Every entry below should be repeated exactly; the pictures should not.

#### Records for processing

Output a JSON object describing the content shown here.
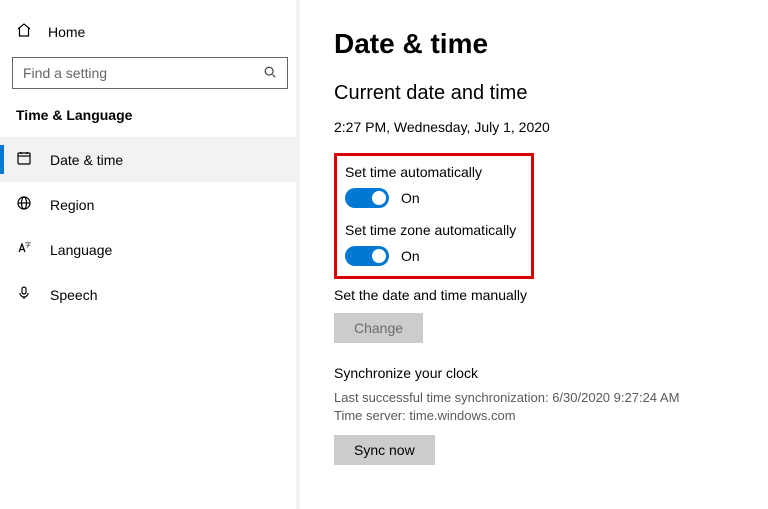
{
  "sidebar": {
    "home_label": "Home",
    "search_placeholder": "Find a setting",
    "category": "Time & Language",
    "items": [
      {
        "label": "Date & time"
      },
      {
        "label": "Region"
      },
      {
        "label": "Language"
      },
      {
        "label": "Speech"
      }
    ]
  },
  "main": {
    "title": "Date & time",
    "subtitle": "Current date and time",
    "current_datetime": "2:27 PM, Wednesday, July 1, 2020",
    "set_time_auto_label": "Set time automatically",
    "set_time_auto_state": "On",
    "set_tz_auto_label": "Set time zone automatically",
    "set_tz_auto_state": "On",
    "manual_label": "Set the date and time manually",
    "change_button": "Change",
    "sync_title": "Synchronize your clock",
    "sync_last": "Last successful time synchronization: 6/30/2020 9:27:24 AM",
    "sync_server": "Time server: time.windows.com",
    "sync_button": "Sync now"
  },
  "colors": {
    "accent": "#0078d4",
    "highlight": "#d80000"
  }
}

########

_Reply_
Output a JSON object describing the content shown here.
{
  "sidebar": {
    "home_label": "Home",
    "search_placeholder": "Find a setting",
    "category": "Time & Language",
    "items": [
      {
        "label": "Date & time"
      },
      {
        "label": "Region"
      },
      {
        "label": "Language"
      },
      {
        "label": "Speech"
      }
    ]
  },
  "main": {
    "title": "Date & time",
    "subtitle": "Current date and time",
    "current_datetime": "2:27 PM, Wednesday, July 1, 2020",
    "set_time_auto_label": "Set time automatically",
    "set_time_auto_state": "On",
    "set_tz_auto_label": "Set time zone automatically",
    "set_tz_auto_state": "On",
    "manual_label": "Set the date and time manually",
    "change_button": "Change",
    "sync_title": "Synchronize your clock",
    "sync_last": "Last successful time synchronization: 6/30/2020 9:27:24 AM",
    "sync_server": "Time server: time.windows.com",
    "sync_button": "Sync now"
  },
  "colors": {
    "accent": "#0078d4",
    "highlight": "#d80000"
  }
}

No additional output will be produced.